Find the string "Carius" in the entries and copy each line that has it.

Stored entries:

╭──

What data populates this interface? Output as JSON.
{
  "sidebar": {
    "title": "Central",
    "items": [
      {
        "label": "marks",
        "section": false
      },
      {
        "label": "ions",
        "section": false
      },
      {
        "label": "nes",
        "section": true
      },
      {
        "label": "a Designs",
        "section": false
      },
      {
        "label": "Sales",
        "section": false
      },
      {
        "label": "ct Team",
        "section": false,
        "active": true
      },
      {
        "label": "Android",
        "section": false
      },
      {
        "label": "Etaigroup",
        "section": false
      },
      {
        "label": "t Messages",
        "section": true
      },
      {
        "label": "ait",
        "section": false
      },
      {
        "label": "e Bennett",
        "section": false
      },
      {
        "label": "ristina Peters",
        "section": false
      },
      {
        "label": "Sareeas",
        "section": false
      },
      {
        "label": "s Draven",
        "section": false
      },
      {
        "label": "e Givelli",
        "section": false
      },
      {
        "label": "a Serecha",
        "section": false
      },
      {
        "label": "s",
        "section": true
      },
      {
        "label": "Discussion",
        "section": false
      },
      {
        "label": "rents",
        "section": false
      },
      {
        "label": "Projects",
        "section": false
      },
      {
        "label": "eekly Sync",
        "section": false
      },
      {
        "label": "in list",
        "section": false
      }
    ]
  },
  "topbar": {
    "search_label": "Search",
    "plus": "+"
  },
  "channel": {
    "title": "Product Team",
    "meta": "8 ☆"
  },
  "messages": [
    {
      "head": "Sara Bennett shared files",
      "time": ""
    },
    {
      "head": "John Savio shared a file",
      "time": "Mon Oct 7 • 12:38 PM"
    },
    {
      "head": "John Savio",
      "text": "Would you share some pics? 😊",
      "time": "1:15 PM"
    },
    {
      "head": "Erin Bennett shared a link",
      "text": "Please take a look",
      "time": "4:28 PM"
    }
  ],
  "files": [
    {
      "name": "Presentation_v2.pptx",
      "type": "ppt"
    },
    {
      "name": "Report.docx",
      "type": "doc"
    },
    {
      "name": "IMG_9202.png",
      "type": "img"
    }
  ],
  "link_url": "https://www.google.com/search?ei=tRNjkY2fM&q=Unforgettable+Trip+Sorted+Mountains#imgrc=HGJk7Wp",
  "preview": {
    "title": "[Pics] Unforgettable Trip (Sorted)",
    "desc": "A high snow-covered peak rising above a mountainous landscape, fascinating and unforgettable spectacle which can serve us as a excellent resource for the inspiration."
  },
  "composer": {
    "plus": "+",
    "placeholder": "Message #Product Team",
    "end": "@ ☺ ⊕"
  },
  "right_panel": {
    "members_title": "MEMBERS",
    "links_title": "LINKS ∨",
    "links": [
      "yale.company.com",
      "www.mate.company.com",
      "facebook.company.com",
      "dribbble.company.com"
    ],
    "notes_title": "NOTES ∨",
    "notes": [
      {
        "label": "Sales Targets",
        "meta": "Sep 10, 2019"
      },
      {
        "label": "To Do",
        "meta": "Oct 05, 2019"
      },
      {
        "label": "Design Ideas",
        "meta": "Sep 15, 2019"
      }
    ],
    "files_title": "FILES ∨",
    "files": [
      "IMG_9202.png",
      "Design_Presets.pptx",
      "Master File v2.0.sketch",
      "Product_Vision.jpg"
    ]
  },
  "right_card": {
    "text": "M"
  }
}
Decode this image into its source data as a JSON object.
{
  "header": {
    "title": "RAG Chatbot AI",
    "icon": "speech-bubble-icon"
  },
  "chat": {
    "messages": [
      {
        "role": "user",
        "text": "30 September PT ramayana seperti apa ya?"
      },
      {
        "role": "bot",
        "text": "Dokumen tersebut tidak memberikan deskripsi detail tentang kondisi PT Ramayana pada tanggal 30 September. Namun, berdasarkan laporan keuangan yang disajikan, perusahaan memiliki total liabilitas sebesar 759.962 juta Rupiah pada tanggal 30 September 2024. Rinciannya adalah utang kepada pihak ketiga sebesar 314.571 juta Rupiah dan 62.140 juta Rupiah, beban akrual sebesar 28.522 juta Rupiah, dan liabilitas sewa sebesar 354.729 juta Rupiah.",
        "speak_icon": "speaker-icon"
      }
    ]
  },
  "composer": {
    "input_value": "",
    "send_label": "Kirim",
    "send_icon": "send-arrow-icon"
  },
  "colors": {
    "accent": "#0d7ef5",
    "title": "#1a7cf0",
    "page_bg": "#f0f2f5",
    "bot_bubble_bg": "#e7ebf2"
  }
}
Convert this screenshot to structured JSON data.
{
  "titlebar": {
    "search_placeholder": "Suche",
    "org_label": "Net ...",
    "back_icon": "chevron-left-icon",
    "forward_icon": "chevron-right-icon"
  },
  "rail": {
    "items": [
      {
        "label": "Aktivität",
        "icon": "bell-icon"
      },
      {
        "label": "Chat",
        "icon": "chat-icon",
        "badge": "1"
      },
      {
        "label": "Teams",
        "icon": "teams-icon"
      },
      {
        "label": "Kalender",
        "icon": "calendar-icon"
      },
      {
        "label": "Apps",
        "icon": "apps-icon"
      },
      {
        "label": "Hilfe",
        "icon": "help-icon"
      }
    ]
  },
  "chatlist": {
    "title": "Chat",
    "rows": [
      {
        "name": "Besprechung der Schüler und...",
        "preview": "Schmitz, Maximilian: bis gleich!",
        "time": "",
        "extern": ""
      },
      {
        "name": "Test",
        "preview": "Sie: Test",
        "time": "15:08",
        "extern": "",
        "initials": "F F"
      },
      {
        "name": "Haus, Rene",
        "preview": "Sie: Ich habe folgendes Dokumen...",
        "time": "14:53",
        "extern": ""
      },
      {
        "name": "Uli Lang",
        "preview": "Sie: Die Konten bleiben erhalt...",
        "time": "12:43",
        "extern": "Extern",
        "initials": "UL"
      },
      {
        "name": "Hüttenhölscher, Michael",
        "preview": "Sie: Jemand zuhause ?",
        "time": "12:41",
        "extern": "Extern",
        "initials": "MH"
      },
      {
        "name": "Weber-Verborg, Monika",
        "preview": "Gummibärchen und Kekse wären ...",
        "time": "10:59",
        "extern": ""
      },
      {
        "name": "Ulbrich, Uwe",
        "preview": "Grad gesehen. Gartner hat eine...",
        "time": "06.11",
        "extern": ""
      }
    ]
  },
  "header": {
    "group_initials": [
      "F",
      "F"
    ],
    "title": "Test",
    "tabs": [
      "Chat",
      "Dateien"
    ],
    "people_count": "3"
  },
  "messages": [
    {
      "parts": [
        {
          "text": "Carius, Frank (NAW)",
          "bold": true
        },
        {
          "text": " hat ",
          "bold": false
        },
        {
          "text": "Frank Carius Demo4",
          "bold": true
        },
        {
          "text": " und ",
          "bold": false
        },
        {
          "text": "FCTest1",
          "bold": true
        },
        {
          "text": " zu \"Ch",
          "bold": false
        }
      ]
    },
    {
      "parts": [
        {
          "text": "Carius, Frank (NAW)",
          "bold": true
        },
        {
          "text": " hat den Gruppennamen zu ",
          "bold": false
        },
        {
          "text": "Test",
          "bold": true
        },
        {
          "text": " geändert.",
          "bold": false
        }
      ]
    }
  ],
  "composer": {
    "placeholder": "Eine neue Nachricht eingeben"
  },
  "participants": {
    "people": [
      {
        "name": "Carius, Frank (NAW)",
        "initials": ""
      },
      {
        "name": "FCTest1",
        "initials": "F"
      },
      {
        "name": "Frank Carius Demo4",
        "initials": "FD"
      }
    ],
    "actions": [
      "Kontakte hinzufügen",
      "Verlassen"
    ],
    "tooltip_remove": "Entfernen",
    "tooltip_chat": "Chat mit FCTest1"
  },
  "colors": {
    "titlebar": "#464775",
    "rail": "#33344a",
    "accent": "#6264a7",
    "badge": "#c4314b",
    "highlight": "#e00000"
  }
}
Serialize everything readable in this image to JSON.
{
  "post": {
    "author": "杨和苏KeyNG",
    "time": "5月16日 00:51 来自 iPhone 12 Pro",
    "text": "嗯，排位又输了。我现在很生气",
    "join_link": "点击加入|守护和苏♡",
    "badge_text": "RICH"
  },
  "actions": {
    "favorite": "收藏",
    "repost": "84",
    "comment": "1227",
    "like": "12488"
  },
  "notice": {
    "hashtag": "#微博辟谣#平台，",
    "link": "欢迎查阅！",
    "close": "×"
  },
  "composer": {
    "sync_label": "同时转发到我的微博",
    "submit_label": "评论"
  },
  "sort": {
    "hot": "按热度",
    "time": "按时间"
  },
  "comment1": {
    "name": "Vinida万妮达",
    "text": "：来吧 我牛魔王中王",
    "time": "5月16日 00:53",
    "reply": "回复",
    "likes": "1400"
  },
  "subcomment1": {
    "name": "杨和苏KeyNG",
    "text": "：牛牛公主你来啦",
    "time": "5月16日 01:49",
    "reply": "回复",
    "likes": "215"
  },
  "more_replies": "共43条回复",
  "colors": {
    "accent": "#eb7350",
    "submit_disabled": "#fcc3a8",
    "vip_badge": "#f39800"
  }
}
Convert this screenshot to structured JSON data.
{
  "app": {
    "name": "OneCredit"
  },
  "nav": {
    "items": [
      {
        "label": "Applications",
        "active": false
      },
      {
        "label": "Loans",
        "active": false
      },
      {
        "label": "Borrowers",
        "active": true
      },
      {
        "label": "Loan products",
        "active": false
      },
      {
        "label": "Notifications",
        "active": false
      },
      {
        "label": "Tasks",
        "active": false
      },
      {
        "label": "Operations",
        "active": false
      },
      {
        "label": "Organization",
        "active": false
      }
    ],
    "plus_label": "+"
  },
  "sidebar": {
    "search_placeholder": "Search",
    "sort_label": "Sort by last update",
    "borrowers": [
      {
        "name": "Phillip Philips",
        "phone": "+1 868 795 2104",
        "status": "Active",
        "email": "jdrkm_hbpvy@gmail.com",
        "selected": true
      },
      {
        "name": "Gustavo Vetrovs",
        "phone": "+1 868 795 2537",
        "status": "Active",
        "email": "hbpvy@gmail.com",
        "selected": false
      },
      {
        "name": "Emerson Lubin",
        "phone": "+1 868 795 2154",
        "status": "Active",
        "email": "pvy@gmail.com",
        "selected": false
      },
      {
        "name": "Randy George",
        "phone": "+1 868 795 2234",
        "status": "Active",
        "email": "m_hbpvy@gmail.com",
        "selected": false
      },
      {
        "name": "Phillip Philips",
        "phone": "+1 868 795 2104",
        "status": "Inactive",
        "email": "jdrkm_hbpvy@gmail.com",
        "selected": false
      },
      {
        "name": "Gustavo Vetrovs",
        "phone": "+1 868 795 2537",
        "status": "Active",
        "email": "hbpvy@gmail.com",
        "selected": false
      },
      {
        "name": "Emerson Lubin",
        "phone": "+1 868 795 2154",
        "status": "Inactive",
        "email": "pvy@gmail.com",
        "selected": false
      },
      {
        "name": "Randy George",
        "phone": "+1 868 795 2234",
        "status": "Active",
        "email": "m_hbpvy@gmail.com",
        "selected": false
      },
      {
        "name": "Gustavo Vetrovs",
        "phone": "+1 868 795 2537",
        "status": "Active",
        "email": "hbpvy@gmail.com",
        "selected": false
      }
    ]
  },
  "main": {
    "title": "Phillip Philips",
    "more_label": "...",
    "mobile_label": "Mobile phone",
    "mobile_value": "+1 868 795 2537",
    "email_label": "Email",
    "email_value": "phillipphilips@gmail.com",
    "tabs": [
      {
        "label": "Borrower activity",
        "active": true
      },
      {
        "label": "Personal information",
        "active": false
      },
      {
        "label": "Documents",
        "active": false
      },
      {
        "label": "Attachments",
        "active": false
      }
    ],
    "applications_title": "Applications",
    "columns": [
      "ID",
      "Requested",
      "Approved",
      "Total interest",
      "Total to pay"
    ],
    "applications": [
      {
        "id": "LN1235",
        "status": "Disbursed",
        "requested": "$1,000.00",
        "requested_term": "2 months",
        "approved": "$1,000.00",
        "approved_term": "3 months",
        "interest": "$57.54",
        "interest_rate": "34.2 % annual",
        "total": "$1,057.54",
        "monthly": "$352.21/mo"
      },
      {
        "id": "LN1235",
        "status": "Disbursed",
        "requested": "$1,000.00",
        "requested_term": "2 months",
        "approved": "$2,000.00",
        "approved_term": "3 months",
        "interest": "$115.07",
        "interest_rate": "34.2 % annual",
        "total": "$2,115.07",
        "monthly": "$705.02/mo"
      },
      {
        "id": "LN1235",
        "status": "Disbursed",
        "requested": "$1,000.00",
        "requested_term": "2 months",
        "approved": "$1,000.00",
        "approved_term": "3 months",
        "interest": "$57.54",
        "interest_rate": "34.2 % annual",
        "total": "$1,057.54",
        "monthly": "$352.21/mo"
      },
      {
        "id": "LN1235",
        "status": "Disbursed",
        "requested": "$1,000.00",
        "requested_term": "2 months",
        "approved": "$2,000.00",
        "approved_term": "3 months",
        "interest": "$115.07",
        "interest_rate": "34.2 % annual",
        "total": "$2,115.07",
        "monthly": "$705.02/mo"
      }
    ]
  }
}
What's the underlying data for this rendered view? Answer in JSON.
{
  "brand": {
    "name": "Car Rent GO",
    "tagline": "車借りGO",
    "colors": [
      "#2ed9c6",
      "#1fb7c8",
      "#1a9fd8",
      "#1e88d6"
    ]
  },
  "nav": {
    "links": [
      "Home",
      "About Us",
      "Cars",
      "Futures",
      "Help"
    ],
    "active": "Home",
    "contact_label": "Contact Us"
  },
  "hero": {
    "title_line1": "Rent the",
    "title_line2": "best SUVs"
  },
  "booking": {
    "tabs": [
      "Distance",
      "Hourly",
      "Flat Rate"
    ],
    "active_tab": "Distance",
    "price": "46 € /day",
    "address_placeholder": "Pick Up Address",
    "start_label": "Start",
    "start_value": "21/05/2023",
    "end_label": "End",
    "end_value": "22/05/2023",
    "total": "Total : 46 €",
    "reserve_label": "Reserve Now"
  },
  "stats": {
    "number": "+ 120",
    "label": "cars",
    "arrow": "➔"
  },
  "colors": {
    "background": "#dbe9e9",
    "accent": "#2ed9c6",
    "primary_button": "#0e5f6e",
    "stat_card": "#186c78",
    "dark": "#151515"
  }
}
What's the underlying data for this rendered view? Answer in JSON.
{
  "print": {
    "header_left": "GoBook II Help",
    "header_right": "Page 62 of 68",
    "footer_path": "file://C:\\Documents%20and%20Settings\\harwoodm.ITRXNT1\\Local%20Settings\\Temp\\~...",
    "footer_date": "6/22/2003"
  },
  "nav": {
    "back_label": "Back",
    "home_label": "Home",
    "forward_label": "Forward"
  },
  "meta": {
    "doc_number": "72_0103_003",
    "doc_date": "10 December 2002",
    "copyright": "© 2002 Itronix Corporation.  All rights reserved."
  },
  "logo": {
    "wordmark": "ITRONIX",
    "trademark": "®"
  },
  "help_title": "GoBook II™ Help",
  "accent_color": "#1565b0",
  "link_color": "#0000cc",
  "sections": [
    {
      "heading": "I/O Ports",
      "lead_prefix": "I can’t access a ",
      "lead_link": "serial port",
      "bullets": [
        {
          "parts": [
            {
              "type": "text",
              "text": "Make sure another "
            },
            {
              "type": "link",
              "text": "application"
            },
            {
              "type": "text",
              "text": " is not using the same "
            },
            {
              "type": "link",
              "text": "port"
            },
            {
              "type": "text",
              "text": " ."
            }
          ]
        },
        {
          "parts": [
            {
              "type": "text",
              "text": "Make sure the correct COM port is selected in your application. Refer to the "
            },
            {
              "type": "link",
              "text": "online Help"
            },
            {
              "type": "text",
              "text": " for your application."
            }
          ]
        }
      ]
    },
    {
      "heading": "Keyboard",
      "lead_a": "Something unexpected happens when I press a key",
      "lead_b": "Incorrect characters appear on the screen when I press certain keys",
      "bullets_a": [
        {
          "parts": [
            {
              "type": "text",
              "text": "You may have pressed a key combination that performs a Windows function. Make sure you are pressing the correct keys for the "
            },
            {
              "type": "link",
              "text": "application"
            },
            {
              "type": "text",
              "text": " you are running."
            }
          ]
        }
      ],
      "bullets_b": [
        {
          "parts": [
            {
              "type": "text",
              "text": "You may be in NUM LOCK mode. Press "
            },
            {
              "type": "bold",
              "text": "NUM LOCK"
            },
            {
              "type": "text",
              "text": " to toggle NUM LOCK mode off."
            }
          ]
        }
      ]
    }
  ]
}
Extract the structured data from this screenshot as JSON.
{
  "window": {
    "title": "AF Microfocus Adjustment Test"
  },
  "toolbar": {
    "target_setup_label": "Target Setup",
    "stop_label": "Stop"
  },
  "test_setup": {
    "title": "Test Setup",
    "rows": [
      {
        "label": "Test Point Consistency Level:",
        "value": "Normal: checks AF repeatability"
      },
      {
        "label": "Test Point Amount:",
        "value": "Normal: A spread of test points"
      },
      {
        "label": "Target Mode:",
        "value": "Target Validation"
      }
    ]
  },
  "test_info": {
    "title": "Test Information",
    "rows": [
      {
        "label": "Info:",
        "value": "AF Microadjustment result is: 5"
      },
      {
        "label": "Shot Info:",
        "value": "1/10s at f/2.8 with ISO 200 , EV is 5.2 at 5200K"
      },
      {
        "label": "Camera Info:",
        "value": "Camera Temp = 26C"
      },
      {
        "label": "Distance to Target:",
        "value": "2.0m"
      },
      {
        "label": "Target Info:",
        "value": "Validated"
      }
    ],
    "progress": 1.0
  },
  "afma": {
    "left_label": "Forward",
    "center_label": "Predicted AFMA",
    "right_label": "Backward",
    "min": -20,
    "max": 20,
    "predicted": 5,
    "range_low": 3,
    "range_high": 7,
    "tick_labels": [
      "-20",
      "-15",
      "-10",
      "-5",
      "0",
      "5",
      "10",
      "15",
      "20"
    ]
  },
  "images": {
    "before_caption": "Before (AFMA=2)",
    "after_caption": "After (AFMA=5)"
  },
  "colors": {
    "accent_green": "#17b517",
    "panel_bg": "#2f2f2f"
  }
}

╰──

**TASK ANSWER:**
          "text": "Carius, Frank (NAW)",
          "text": "Frank Carius Demo4",
          "text": "Carius, Frank (NAW)",
        "name": "Carius, Frank (NAW)",
        "name": "Frank Carius Demo4",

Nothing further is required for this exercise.